-- Start --

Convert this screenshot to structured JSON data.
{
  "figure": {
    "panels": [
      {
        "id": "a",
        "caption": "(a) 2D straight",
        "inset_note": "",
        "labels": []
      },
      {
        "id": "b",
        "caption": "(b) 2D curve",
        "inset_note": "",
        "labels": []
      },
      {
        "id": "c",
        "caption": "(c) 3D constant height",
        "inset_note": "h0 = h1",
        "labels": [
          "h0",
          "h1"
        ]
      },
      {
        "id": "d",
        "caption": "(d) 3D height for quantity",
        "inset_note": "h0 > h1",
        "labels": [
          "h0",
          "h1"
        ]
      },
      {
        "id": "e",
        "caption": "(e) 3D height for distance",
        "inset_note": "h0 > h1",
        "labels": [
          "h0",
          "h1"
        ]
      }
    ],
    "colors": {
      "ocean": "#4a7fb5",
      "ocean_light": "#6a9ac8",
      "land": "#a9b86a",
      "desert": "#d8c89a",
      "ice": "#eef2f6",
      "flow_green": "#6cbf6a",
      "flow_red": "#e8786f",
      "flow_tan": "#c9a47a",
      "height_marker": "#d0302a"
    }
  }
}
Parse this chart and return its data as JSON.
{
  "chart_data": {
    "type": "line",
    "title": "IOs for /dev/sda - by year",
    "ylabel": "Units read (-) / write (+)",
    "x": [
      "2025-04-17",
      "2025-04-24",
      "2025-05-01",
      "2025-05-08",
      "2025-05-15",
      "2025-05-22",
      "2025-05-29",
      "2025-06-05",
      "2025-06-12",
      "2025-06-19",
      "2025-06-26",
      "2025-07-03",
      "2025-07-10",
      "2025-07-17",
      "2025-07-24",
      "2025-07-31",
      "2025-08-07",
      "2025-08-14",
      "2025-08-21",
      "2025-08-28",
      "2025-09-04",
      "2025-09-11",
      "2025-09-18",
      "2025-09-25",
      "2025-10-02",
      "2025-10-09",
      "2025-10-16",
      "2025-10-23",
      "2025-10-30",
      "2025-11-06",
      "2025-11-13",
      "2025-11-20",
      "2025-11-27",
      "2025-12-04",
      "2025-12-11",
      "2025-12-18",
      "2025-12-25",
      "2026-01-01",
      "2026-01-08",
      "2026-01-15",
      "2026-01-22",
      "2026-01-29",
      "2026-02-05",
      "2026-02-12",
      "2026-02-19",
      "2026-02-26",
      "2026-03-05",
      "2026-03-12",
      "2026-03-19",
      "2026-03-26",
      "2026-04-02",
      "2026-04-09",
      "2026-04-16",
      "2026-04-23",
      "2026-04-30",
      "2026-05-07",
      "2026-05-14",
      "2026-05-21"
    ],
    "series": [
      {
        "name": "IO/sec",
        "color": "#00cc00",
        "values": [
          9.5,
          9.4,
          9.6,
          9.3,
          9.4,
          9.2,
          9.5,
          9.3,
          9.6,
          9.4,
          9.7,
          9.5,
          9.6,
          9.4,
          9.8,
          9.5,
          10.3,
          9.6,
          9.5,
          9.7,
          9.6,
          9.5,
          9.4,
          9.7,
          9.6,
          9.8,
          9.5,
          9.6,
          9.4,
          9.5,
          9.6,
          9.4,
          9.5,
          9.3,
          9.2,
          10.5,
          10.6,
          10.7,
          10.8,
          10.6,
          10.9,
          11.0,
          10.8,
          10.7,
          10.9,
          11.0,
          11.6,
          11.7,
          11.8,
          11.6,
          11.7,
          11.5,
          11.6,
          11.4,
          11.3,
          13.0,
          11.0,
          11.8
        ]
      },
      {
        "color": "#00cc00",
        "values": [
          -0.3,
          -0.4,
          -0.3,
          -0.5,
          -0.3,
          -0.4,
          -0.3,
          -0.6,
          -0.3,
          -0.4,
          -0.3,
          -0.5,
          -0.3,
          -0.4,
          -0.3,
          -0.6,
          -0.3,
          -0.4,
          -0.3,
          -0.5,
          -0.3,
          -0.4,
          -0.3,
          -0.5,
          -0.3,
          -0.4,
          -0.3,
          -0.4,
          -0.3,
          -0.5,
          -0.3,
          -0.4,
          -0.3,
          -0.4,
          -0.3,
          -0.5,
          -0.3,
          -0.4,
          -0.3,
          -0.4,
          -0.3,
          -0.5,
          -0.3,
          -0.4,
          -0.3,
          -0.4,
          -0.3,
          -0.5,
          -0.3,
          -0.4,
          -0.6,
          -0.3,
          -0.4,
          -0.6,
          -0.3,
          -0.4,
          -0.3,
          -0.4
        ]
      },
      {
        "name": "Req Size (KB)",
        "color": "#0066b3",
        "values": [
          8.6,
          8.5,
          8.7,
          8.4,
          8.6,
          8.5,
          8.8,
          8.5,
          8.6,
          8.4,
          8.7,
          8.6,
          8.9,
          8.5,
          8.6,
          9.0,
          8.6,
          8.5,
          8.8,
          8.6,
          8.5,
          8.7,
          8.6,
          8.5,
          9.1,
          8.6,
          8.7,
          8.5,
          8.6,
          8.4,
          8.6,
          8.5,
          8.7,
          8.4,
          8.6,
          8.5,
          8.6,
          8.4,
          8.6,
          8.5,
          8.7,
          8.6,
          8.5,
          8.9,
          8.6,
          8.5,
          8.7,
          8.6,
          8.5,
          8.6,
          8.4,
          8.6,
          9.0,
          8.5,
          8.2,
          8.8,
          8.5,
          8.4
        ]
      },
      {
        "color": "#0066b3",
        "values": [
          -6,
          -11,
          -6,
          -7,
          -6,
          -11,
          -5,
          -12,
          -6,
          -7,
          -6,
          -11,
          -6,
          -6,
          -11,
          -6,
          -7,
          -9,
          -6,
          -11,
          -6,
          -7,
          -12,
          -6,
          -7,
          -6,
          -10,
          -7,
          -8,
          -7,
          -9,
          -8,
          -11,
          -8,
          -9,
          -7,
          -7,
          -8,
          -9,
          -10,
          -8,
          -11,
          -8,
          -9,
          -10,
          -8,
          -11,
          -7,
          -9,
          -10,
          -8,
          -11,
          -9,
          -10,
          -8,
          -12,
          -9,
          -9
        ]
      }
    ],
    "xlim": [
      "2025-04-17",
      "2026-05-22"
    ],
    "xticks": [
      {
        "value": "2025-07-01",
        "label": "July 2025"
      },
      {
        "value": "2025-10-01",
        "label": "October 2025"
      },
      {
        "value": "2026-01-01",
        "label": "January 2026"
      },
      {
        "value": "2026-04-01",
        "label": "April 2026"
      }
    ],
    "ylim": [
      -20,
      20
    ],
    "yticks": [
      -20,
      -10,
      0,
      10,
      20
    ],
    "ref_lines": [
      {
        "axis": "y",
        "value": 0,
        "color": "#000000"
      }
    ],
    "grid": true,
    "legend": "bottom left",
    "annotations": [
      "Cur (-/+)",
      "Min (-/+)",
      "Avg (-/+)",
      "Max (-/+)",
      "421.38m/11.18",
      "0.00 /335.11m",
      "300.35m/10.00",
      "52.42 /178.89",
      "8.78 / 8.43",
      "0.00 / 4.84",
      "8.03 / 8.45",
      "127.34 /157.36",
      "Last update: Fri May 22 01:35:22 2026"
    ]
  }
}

-- End --

--- Instructions for the task ---
Copy out the full set of records precisely, leaving nothing out.

--- Task answer ---
Convert this screenshot to structured JSON data.
{
  "figure": {
    "panels": [
      {
        "id": "a",
        "caption": "(a) 2D straight",
        "inset_note": "",
        "labels": []
      },
      {
        "id": "b",
        "caption": "(b) 2D curve",
        "inset_note": "",
        "labels": []
      },
      {
        "id": "c",
        "caption": "(c) 3D constant height",
        "inset_note": "h0 = h1",
        "labels": [
          "h0",
          "h1"
        ]
      },
      {
        "id": "d",
        "caption": "(d) 3D height for quantity",
        "inset_note": "h0 > h1",
        "labels": [
          "h0",
          "h1"
        ]
      },
      {
        "id": "e",
        "caption": "(e) 3D height for distance",
        "inset_note": "h0 > h1",
        "labels": [
          "h0",
          "h1"
        ]
      }
    ],
    "colors": {
      "ocean": "#4a7fb5",
      "ocean_light": "#6a9ac8",
      "land": "#a9b86a",
      "desert": "#d8c89a",
      "ice": "#eef2f6",
      "flow_green": "#6cbf6a",
      "flow_red": "#e8786f",
      "flow_tan": "#c9a47a",
      "height_marker": "#d0302a"
    }
  }
}
Parse this chart and return its data as JSON.
{
  "chart_data": {
    "type": "line",
    "title": "IOs for /dev/sda - by year",
    "ylabel": "Units read (-) / write (+)",
    "x": [
      "2025-04-17",
      "2025-04-24",
      "2025-05-01",
      "2025-05-08",
      "2025-05-15",
      "2025-05-22",
      "2025-05-29",
      "2025-06-05",
      "2025-06-12",
      "2025-06-19",
      "2025-06-26",
      "2025-07-03",
      "2025-07-10",
      "2025-07-17",
      "2025-07-24",
      "2025-07-31",
      "2025-08-07",
      "2025-08-14",
      "2025-08-21",
      "2025-08-28",
      "2025-09-04",
      "2025-09-11",
      "2025-09-18",
      "2025-09-25",
      "2025-10-02",
      "2025-10-09",
      "2025-10-16",
      "2025-10-23",
      "2025-10-30",
      "2025-11-06",
      "2025-11-13",
      "2025-11-20",
      "2025-11-27",
      "2025-12-04",
      "2025-12-11",
      "2025-12-18",
      "2025-12-25",
      "2026-01-01",
      "2026-01-08",
      "2026-01-15",
      "2026-01-22",
      "2026-01-29",
      "2026-02-05",
      "2026-02-12",
      "2026-02-19",
      "2026-02-26",
      "2026-03-05",
      "2026-03-12",
      "2026-03-19",
      "2026-03-26",
      "2026-04-02",
      "2026-04-09",
      "2026-04-16",
      "2026-04-23",
      "2026-04-30",
      "2026-05-07",
      "2026-05-14",
      "2026-05-21"
    ],
    "series": [
      {
        "name": "IO/sec",
        "color": "#00cc00",
        "values": [
          9.5,
          9.4,
          9.6,
          9.3,
          9.4,
          9.2,
          9.5,
          9.3,
          9.6,
          9.4,
          9.7,
          9.5,
          9.6,
          9.4,
          9.8,
          9.5,
          10.3,
          9.6,
          9.5,
          9.7,
          9.6,
          9.5,
          9.4,
          9.7,
          9.6,
          9.8,
          9.5,
          9.6,
          9.4,
          9.5,
          9.6,
          9.4,
          9.5,
          9.3,
          9.2,
          10.5,
          10.6,
          10.7,
          10.8,
          10.6,
          10.9,
          11.0,
          10.8,
          10.7,
          10.9,
          11.0,
          11.6,
          11.7,
          11.8,
          11.6,
          11.7,
          11.5,
          11.6,
          11.4,
          11.3,
          13.0,
          11.0,
          11.8
        ]
      },
      {
        "color": "#00cc00",
        "values": [
          -0.3,
          -0.4,
          -0.3,
          -0.5,
          -0.3,
          -0.4,
          -0.3,
          -0.6,
          -0.3,
          -0.4,
          -0.3,
          -0.5,
          -0.3,
          -0.4,
          -0.3,
          -0.6,
          -0.3,
          -0.4,
          -0.3,
          -0.5,
          -0.3,
          -0.4,
          -0.3,
          -0.5,
          -0.3,
          -0.4,
          -0.3,
          -0.4,
          -0.3,
          -0.5,
          -0.3,
          -0.4,
          -0.3,
          -0.4,
          -0.3,
          -0.5,
          -0.3,
          -0.4,
          -0.3,
          -0.4,
          -0.3,
          -0.5,
          -0.3,
          -0.4,
          -0.3,
          -0.4,
          -0.3,
          -0.5,
          -0.3,
          -0.4,
          -0.6,
          -0.3,
          -0.4,
          -0.6,
          -0.3,
          -0.4,
          -0.3,
          -0.4
        ]
      },
      {
        "name": "Req Size (KB)",
        "color": "#0066b3",
        "values": [
          8.6,
          8.5,
          8.7,
          8.4,
          8.6,
          8.5,
          8.8,
          8.5,
          8.6,
          8.4,
          8.7,
          8.6,
          8.9,
          8.5,
          8.6,
          9.0,
          8.6,
          8.5,
          8.8,
          8.6,
          8.5,
          8.7,
          8.6,
          8.5,
          9.1,
          8.6,
          8.7,
          8.5,
          8.6,
          8.4,
          8.6,
          8.5,
          8.7,
          8.4,
          8.6,
          8.5,
          8.6,
          8.4,
          8.6,
          8.5,
          8.7,
          8.6,
          8.5,
          8.9,
          8.6,
          8.5,
          8.7,
          8.6,
          8.5,
          8.6,
          8.4,
          8.6,
          9.0,
          8.5,
          8.2,
          8.8,
          8.5,
          8.4
        ]
      },
      {
        "color": "#0066b3",
        "values": [
          -6,
          -11,
          -6,
          -7,
          -6,
          -11,
          -5,
          -12,
          -6,
          -7,
          -6,
          -11,
          -6,
          -6,
          -11,
          -6,
          -7,
          -9,
          -6,
          -11,
          -6,
          -7,
          -12,
          -6,
          -7,
          -6,
          -10,
          -7,
          -8,
          -7,
          -9,
          -8,
          -11,
          -8,
          -9,
          -7,
          -7,
          -8,
          -9,
          -10,
          -8,
          -11,
          -8,
          -9,
          -10,
          -8,
          -11,
          -7,
          -9,
          -10,
          -8,
          -11,
          -9,
          -10,
          -8,
          -12,
          -9,
          -9
        ]
      }
    ],
    "xlim": [
      "2025-04-17",
      "2026-05-22"
    ],
    "xticks": [
      {
        "value": "2025-07-01",
        "label": "July 2025"
      },
      {
        "value": "2025-10-01",
        "label": "October 2025"
      },
      {
        "value": "2026-01-01",
        "label": "January 2026"
      },
      {
        "value": "2026-04-01",
        "label": "April 2026"
      }
    ],
    "ylim": [
      -20,
      20
    ],
    "yticks": [
      -20,
      -10,
      0,
      10,
      20
    ],
    "ref_lines": [
      {
        "axis": "y",
        "value": 0,
        "color": "#000000"
      }
    ],
    "grid": true,
    "legend": "bottom left",
    "annotations": [
      "Cur (-/+)",
      "Min (-/+)",
      "Avg (-/+)",
      "Max (-/+)",
      "421.38m/11.18",
      "0.00 /335.11m",
      "300.35m/10.00",
      "52.42 /178.89",
      "8.78 / 8.43",
      "0.00 / 4.84",
      "8.03 / 8.45",
      "127.34 /157.36",
      "Last update: Fri May 22 01:35:22 2026"
    ]
  }
}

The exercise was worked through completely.